#### [Exercise goal]
Every line below should be copied exactly; drop the pictures.

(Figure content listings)
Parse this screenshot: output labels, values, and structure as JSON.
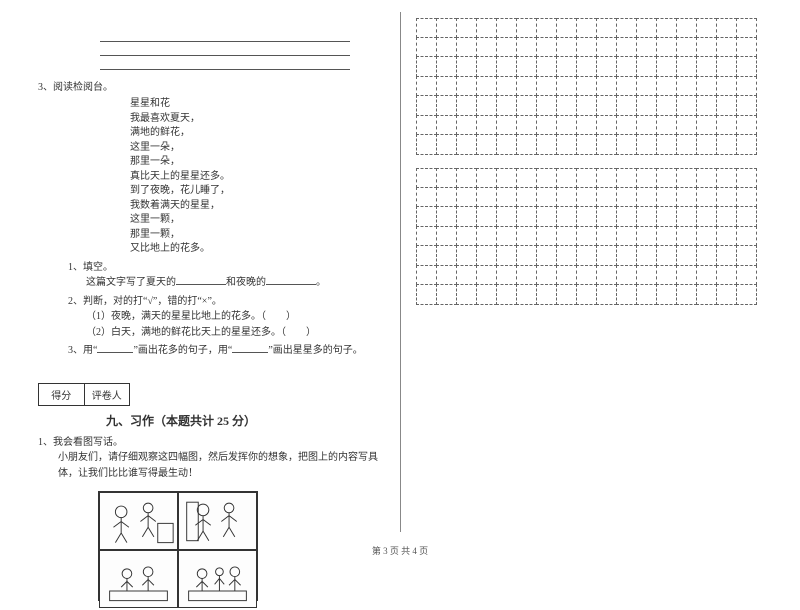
{
  "question3": {
    "head": "3、阅读检阅台。",
    "poem_title": "星星和花",
    "poem_lines": [
      "我最喜欢夏天，",
      "满地的鲜花，",
      "这里一朵，",
      "那里一朵，",
      "真比天上的星星还多。",
      "到了夜晚，花儿睡了，",
      "我数着满天的星星，",
      "这里一颗，",
      "那里一颗，",
      "又比地上的花多。"
    ],
    "sub1_head": "1、填空。",
    "sub1_text_a": "这篇文字写了夏天的",
    "sub1_text_b": "和夜晚的",
    "sub1_text_c": "。",
    "sub2_head": "2、判断，对的打“√”，错的打“×”。",
    "sub2_1": "（1）夜晚，满天的星星比地上的花多。（　　）",
    "sub2_2": "（2）白天，满地的鲜花比天上的星星还多。（　　）",
    "sub3_head": "3、用“",
    "sub3_mid": "”画出花多的句子，用“",
    "sub3_end": "”画出星星多的句子。"
  },
  "score": {
    "left": "得分",
    "right": "评卷人"
  },
  "section9": {
    "title": "九、习作（本题共计 25 分）",
    "q1_head": "1、我会看图写话。",
    "q1_body": "小朋友们，请仔细观察这四幅图，然后发挥你的想象，把图上的内容写具体，让我们比比谁写得最生动！"
  },
  "grid": {
    "cols": 17,
    "rows": 7,
    "blocks": 2
  },
  "footer": {
    "a": "第 3 页",
    "b": " 共 4 页"
  },
  "colors": {
    "text": "#333333",
    "line": "#555555",
    "divider": "#888888",
    "bg": "#ffffff"
  }
}
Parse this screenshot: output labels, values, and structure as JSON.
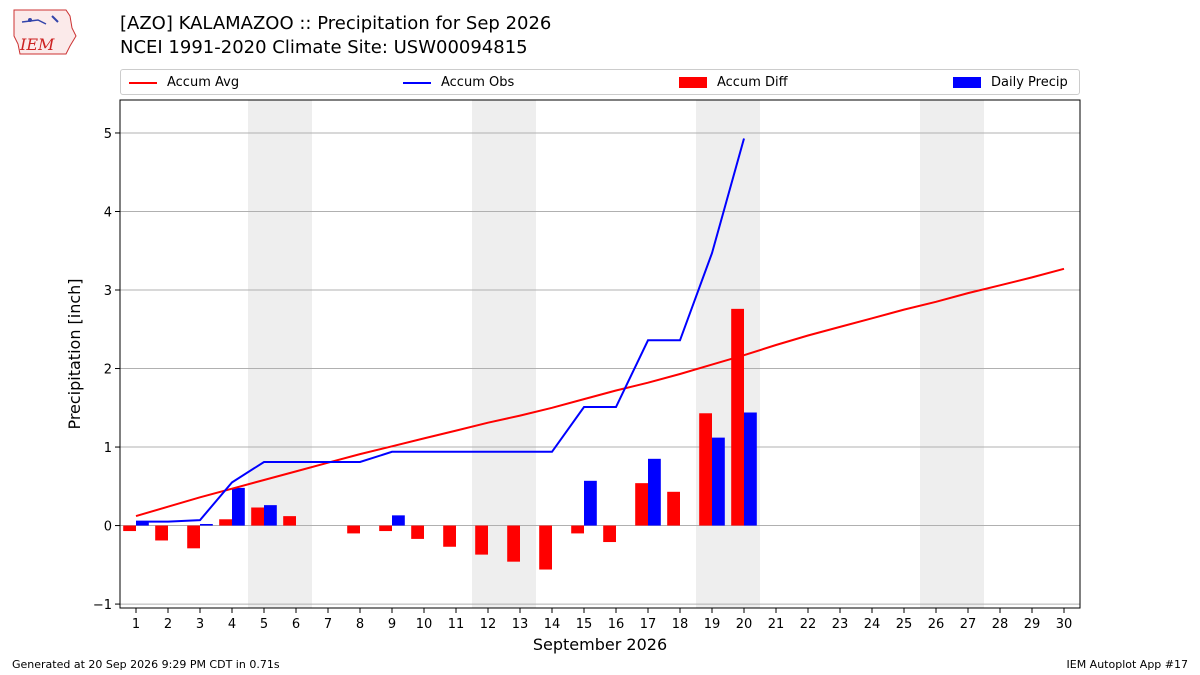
{
  "title_line1": "[AZO] KALAMAZOO :: Precipitation for Sep 2026",
  "title_line2": "NCEI 1991-2020 Climate Site: USW00094815",
  "logo_text": "IEM",
  "footer_left": "Generated at 20 Sep 2026 9:29 PM CDT in 0.71s",
  "footer_right": "IEM Autoplot App #17",
  "colors": {
    "accum_avg": "#ff0000",
    "accum_obs": "#0000ff",
    "accum_diff": "#ff0000",
    "daily_precip": "#0000ff",
    "weekend_shade": "#eeeeee",
    "grid": "#b0b0b0"
  },
  "legend": [
    {
      "label": "Accum Avg",
      "kind": "line",
      "color": "#ff0000"
    },
    {
      "label": "Accum Obs",
      "kind": "line",
      "color": "#0000ff"
    },
    {
      "label": "Accum Diff",
      "kind": "box",
      "color": "#ff0000"
    },
    {
      "label": "Daily Precip",
      "kind": "box",
      "color": "#0000ff"
    }
  ],
  "chart_data": {
    "type": "bar",
    "xlabel": "September 2026",
    "ylabel": "Precipitation [inch]",
    "xlim": [
      0.5,
      30.5
    ],
    "ylim": [
      -1.05,
      5.42
    ],
    "yticks": [
      -1,
      0,
      1,
      2,
      3,
      4,
      5
    ],
    "xticks": [
      1,
      2,
      3,
      4,
      5,
      6,
      7,
      8,
      9,
      10,
      11,
      12,
      13,
      14,
      15,
      16,
      17,
      18,
      19,
      20,
      21,
      22,
      23,
      24,
      25,
      26,
      27,
      28,
      29,
      30
    ],
    "grid": "horizontal",
    "shaded_weekends": [
      [
        4.5,
        6.5
      ],
      [
        11.5,
        13.5
      ],
      [
        18.5,
        20.5
      ],
      [
        25.5,
        27.5
      ]
    ],
    "accum_avg": {
      "name": "Accum Avg",
      "x": [
        1,
        2,
        3,
        4,
        5,
        6,
        7,
        8,
        9,
        10,
        11,
        12,
        13,
        14,
        15,
        16,
        17,
        18,
        19,
        20,
        21,
        22,
        23,
        24,
        25,
        26,
        27,
        28,
        29,
        30
      ],
      "values": [
        0.12,
        0.24,
        0.36,
        0.47,
        0.58,
        0.69,
        0.8,
        0.91,
        1.01,
        1.11,
        1.21,
        1.31,
        1.4,
        1.5,
        1.61,
        1.72,
        1.82,
        1.93,
        2.05,
        2.17,
        2.3,
        2.42,
        2.53,
        2.64,
        2.75,
        2.85,
        2.96,
        3.06,
        3.16,
        3.27
      ]
    },
    "accum_obs": {
      "name": "Accum Obs",
      "x": [
        1,
        2,
        3,
        4,
        5,
        6,
        7,
        8,
        9,
        10,
        11,
        12,
        13,
        14,
        15,
        16,
        17,
        18,
        19,
        20
      ],
      "values": [
        0.05,
        0.05,
        0.07,
        0.55,
        0.81,
        0.81,
        0.81,
        0.81,
        0.94,
        0.94,
        0.94,
        0.94,
        0.94,
        0.94,
        1.51,
        1.51,
        2.36,
        2.36,
        3.47,
        4.93
      ]
    },
    "accum_diff": {
      "name": "Accum Diff",
      "x": [
        1,
        2,
        3,
        4,
        5,
        6,
        7,
        8,
        9,
        10,
        11,
        12,
        13,
        14,
        15,
        16,
        17,
        18,
        19,
        20
      ],
      "values": [
        -0.07,
        -0.19,
        -0.29,
        0.08,
        0.23,
        0.12,
        0.0,
        -0.1,
        -0.07,
        -0.17,
        -0.27,
        -0.37,
        -0.46,
        -0.56,
        -0.1,
        -0.21,
        0.54,
        0.43,
        1.43,
        2.76
      ]
    },
    "daily_precip": {
      "name": "Daily Precip",
      "x": [
        1,
        2,
        3,
        4,
        5,
        6,
        7,
        8,
        9,
        10,
        11,
        12,
        13,
        14,
        15,
        16,
        17,
        18,
        19,
        20
      ],
      "values": [
        0.05,
        0.0,
        0.02,
        0.48,
        0.26,
        0.0,
        0.0,
        0.0,
        0.13,
        0.0,
        0.0,
        0.0,
        0.0,
        0.0,
        0.57,
        0.0,
        0.85,
        0.0,
        1.12,
        1.44
      ]
    }
  }
}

#### [Answer below]
Parse this screenshot: output labels, values, and structure as JSON.
{
  "question3": {
    "head": "3、阅读检阅台。",
    "poem_title": "星星和花",
    "poem_lines": [
      "我最喜欢夏天，",
      "满地的鲜花，",
      "这里一朵，",
      "那里一朵，",
      "真比天上的星星还多。",
      "到了夜晚，花儿睡了，",
      "我数着满天的星星，",
      "这里一颗，",
      "那里一颗，",
      "又比地上的花多。"
    ],
    "sub1_head": "1、填空。",
    "sub1_text_a": "这篇文字写了夏天的",
    "sub1_text_b": "和夜晚的",
    "sub1_text_c": "。",
    "sub2_head": "2、判断，对的打“√”，错的打“×”。",
    "sub2_1": "（1）夜晚，满天的星星比地上的花多。（　　）",
    "sub2_2": "（2）白天，满地的鲜花比天上的星星还多。（　　）",
    "sub3_head": "3、用“",
    "sub3_mid": "”画出花多的句子，用“",
    "sub3_end": "”画出星星多的句子。"
  },
  "score": {
    "left": "得分",
    "right": "评卷人"
  },
  "section9": {
    "title": "九、习作（本题共计 25 分）",
    "q1_head": "1、我会看图写话。",
    "q1_body": "小朋友们，请仔细观察这四幅图，然后发挥你的想象，把图上的内容写具体，让我们比比谁写得最生动！"
  },
  "grid": {
    "cols": 17,
    "rows": 7,
    "blocks": 2
  },
  "footer": {
    "a": "第 3 页",
    "b": " 共 4 页"
  },
  "colors": {
    "text": "#333333",
    "line": "#555555",
    "divider": "#888888",
    "bg": "#ffffff"
  }
}
Parse this screenshot: output labels, values, and structure as JSON.
{
  "title_line1": "[AZO] KALAMAZOO :: Precipitation for Sep 2026",
  "title_line2": "NCEI 1991-2020 Climate Site: USW00094815",
  "logo_text": "IEM",
  "footer_left": "Generated at 20 Sep 2026 9:29 PM CDT in 0.71s",
  "footer_right": "IEM Autoplot App #17",
  "colors": {
    "accum_avg": "#ff0000",
    "accum_obs": "#0000ff",
    "accum_diff": "#ff0000",
    "daily_precip": "#0000ff",
    "weekend_shade": "#eeeeee",
    "grid": "#b0b0b0"
  },
  "legend": [
    {
      "label": "Accum Avg",
      "kind": "line",
      "color": "#ff0000"
    },
    {
      "label": "Accum Obs",
      "kind": "line",
      "color": "#0000ff"
    },
    {
      "label": "Accum Diff",
      "kind": "box",
      "color": "#ff0000"
    },
    {
      "label": "Daily Precip",
      "kind": "box",
      "color": "#0000ff"
    }
  ],
  "chart_data": {
    "type": "bar",
    "xlabel": "September 2026",
    "ylabel": "Precipitation [inch]",
    "xlim": [
      0.5,
      30.5
    ],
    "ylim": [
      -1.05,
      5.42
    ],
    "yticks": [
      -1,
      0,
      1,
      2,
      3,
      4,
      5
    ],
    "xticks": [
      1,
      2,
      3,
      4,
      5,
      6,
      7,
      8,
      9,
      10,
      11,
      12,
      13,
      14,
      15,
      16,
      17,
      18,
      19,
      20,
      21,
      22,
      23,
      24,
      25,
      26,
      27,
      28,
      29,
      30
    ],
    "grid": "horizontal",
    "shaded_weekends": [
      [
        4.5,
        6.5
      ],
      [
        11.5,
        13.5
      ],
      [
        18.5,
        20.5
      ],
      [
        25.5,
        27.5
      ]
    ],
    "accum_avg": {
      "name": "Accum Avg",
      "x": [
        1,
        2,
        3,
        4,
        5,
        6,
        7,
        8,
        9,
        10,
        11,
        12,
        13,
        14,
        15,
        16,
        17,
        18,
        19,
        20,
        21,
        22,
        23,
        24,
        25,
        26,
        27,
        28,
        29,
        30
      ],
      "values": [
        0.12,
        0.24,
        0.36,
        0.47,
        0.58,
        0.69,
        0.8,
        0.91,
        1.01,
        1.11,
        1.21,
        1.31,
        1.4,
        1.5,
        1.61,
        1.72,
        1.82,
        1.93,
        2.05,
        2.17,
        2.3,
        2.42,
        2.53,
        2.64,
        2.75,
        2.85,
        2.96,
        3.06,
        3.16,
        3.27
      ]
    },
    "accum_obs": {
      "name": "Accum Obs",
      "x": [
        1,
        2,
        3,
        4,
        5,
        6,
        7,
        8,
        9,
        10,
        11,
        12,
        13,
        14,
        15,
        16,
        17,
        18,
        19,
        20
      ],
      "values": [
        0.05,
        0.05,
        0.07,
        0.55,
        0.81,
        0.81,
        0.81,
        0.81,
        0.94,
        0.94,
        0.94,
        0.94,
        0.94,
        0.94,
        1.51,
        1.51,
        2.36,
        2.36,
        3.47,
        4.93
      ]
    },
    "accum_diff": {
      "name": "Accum Diff",
      "x": [
        1,
        2,
        3,
        4,
        5,
        6,
        7,
        8,
        9,
        10,
        11,
        12,
        13,
        14,
        15,
        16,
        17,
        18,
        19,
        20
      ],
      "values": [
        -0.07,
        -0.19,
        -0.29,
        0.08,
        0.23,
        0.12,
        0.0,
        -0.1,
        -0.07,
        -0.17,
        -0.27,
        -0.37,
        -0.46,
        -0.56,
        -0.1,
        -0.21,
        0.54,
        0.43,
        1.43,
        2.76
      ]
    },
    "daily_precip": {
      "name": "Daily Precip",
      "x": [
        1,
        2,
        3,
        4,
        5,
        6,
        7,
        8,
        9,
        10,
        11,
        12,
        13,
        14,
        15,
        16,
        17,
        18,
        19,
        20
      ],
      "values": [
        0.05,
        0.0,
        0.02,
        0.48,
        0.26,
        0.0,
        0.0,
        0.0,
        0.13,
        0.0,
        0.0,
        0.0,
        0.0,
        0.0,
        0.57,
        0.0,
        0.85,
        0.0,
        1.12,
        1.44
      ]
    }
  }
}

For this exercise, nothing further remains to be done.